GOAL OF THE EXERCISE:
Extract every line of the listing below verbatim, with each bounding box left unchanged.

***

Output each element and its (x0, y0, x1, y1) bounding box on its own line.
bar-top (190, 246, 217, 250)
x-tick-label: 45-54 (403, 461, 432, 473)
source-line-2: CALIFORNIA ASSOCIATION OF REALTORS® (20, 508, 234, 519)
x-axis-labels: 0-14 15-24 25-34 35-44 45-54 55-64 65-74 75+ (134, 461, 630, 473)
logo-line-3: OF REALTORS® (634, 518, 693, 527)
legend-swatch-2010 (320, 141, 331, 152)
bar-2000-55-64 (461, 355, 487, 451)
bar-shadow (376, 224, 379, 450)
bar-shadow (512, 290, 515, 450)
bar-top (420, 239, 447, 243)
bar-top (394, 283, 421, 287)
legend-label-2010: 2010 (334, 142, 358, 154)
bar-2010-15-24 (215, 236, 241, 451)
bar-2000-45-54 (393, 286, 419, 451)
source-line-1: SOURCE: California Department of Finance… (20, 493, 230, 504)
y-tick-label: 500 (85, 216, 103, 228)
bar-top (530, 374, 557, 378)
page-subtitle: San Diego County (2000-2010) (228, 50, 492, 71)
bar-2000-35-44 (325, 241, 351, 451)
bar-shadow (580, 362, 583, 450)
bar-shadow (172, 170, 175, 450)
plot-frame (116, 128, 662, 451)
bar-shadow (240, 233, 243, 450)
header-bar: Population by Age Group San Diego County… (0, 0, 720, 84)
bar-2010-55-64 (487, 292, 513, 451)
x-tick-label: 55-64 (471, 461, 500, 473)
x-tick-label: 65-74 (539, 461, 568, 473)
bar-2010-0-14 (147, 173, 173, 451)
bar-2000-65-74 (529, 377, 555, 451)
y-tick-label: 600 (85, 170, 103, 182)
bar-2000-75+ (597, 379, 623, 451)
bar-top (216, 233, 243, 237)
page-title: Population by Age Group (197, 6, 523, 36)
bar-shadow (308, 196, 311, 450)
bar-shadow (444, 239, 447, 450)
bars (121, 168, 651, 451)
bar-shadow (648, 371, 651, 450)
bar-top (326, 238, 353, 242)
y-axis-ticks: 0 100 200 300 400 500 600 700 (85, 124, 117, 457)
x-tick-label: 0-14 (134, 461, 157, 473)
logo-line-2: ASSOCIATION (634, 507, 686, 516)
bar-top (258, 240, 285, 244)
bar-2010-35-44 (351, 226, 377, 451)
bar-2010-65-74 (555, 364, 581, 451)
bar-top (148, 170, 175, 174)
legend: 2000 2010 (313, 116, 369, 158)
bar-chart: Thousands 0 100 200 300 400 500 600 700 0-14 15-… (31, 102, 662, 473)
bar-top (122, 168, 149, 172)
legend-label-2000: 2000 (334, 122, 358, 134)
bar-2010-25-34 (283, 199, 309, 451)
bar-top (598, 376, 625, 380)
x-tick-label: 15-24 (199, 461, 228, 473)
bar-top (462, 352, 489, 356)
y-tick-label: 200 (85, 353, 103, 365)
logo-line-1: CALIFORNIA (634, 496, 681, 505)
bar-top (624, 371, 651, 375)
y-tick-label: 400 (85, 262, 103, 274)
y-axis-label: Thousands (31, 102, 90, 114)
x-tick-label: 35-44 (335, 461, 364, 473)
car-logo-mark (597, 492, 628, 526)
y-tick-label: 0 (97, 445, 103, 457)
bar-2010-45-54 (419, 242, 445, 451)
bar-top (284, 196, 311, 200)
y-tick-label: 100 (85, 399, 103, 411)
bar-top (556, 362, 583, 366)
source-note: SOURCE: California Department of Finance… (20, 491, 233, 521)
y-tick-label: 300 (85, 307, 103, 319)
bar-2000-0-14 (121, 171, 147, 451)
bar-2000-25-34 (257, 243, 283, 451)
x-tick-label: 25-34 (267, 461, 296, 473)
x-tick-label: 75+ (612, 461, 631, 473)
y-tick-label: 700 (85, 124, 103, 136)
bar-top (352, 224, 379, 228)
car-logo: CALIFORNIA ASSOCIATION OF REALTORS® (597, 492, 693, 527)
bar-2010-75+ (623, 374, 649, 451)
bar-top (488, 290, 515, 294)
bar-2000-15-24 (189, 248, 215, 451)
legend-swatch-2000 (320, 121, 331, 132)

***

THE RESPONSE:
Output each element and its (x0, y0, x1, y1) bounding box on its own line.
bar-top (190, 246, 217, 250)
x-tick-label: 45-54 (403, 461, 432, 473)
source-line-2: CALIFORNIA ASSOCIATION OF REALTORS® (20, 508, 234, 519)
x-axis-labels: 0-14 15-24 25-34 35-44 45-54 55-64 65-74 75+ (134, 461, 630, 473)
logo-line-3: OF REALTORS® (634, 518, 693, 527)
legend-swatch-2010 (320, 141, 331, 152)
bar-2000-55-64 (461, 355, 487, 451)
bar-shadow (376, 224, 379, 450)
bar-shadow (512, 290, 515, 450)
bar-top (420, 239, 447, 243)
bar-top (394, 283, 421, 287)
legend-label-2010: 2010 (334, 142, 358, 154)
bar-2010-15-24 (215, 236, 241, 451)
bar-2000-45-54 (393, 286, 419, 451)
source-line-1: SOURCE: California Department of Finance… (20, 493, 230, 504)
y-tick-label: 500 (85, 216, 103, 228)
bar-top (530, 374, 557, 378)
page-subtitle: San Diego County (2000-2010) (228, 50, 492, 71)
bar-2000-35-44 (325, 241, 351, 451)
bar-shadow (580, 362, 583, 450)
bar-shadow (172, 170, 175, 450)
plot-frame (116, 128, 662, 451)
bar-shadow (240, 233, 243, 450)
header-bar: Population by Age Group San Diego County… (0, 0, 720, 84)
bar-2010-55-64 (487, 292, 513, 451)
x-tick-label: 55-64 (471, 461, 500, 473)
x-tick-label: 65-74 (539, 461, 568, 473)
bar-2010-0-14 (147, 173, 173, 451)
bar-2000-65-74 (529, 377, 555, 451)
y-tick-label: 600 (85, 170, 103, 182)
bar-2000-75+ (597, 379, 623, 451)
bar-top (216, 233, 243, 237)
page-title: Population by Age Group (197, 6, 523, 36)
bar-shadow (308, 196, 311, 450)
bar-shadow (444, 239, 447, 450)
bars (121, 168, 651, 451)
bar-shadow (648, 371, 651, 450)
bar-top (326, 238, 353, 242)
y-axis-ticks: 0 100 200 300 400 500 600 700 (85, 124, 117, 457)
x-tick-label: 0-14 (134, 461, 157, 473)
logo-line-2: ASSOCIATION (634, 507, 686, 516)
bar-top (258, 240, 285, 244)
bar-2010-35-44 (351, 226, 377, 451)
bar-2010-65-74 (555, 364, 581, 451)
bar-top (148, 170, 175, 174)
legend: 2000 2010 (313, 116, 369, 158)
bar-chart: Thousands 0 100 200 300 400 500 600 700 0-14 15-… (31, 102, 662, 473)
bar-top (122, 168, 149, 172)
legend-label-2000: 2000 (334, 122, 358, 134)
bar-2010-25-34 (283, 199, 309, 451)
bar-top (598, 376, 625, 380)
x-tick-label: 15-24 (199, 461, 228, 473)
bar-top (462, 352, 489, 356)
y-tick-label: 200 (85, 353, 103, 365)
logo-line-1: CALIFORNIA (634, 496, 681, 505)
bar-top (624, 371, 651, 375)
y-tick-label: 400 (85, 262, 103, 274)
y-axis-label: Thousands (31, 102, 90, 114)
x-tick-label: 35-44 (335, 461, 364, 473)
car-logo-mark (597, 492, 628, 526)
y-tick-label: 0 (97, 445, 103, 457)
bar-2010-45-54 (419, 242, 445, 451)
bar-top (284, 196, 311, 200)
y-tick-label: 100 (85, 399, 103, 411)
bar-top (556, 362, 583, 366)
source-note: SOURCE: California Department of Finance… (20, 491, 233, 521)
y-tick-label: 300 (85, 307, 103, 319)
bar-2000-0-14 (121, 171, 147, 451)
bar-2000-25-34 (257, 243, 283, 451)
x-tick-label: 25-34 (267, 461, 296, 473)
x-tick-label: 75+ (612, 461, 631, 473)
y-tick-label: 700 (85, 124, 103, 136)
bar-top (352, 224, 379, 228)
car-logo: CALIFORNIA ASSOCIATION OF REALTORS® (597, 492, 693, 527)
bar-2010-75+ (623, 374, 649, 451)
bar-top (488, 290, 515, 294)
bar-2000-15-24 (189, 248, 215, 451)
legend-swatch-2000 (320, 121, 331, 132)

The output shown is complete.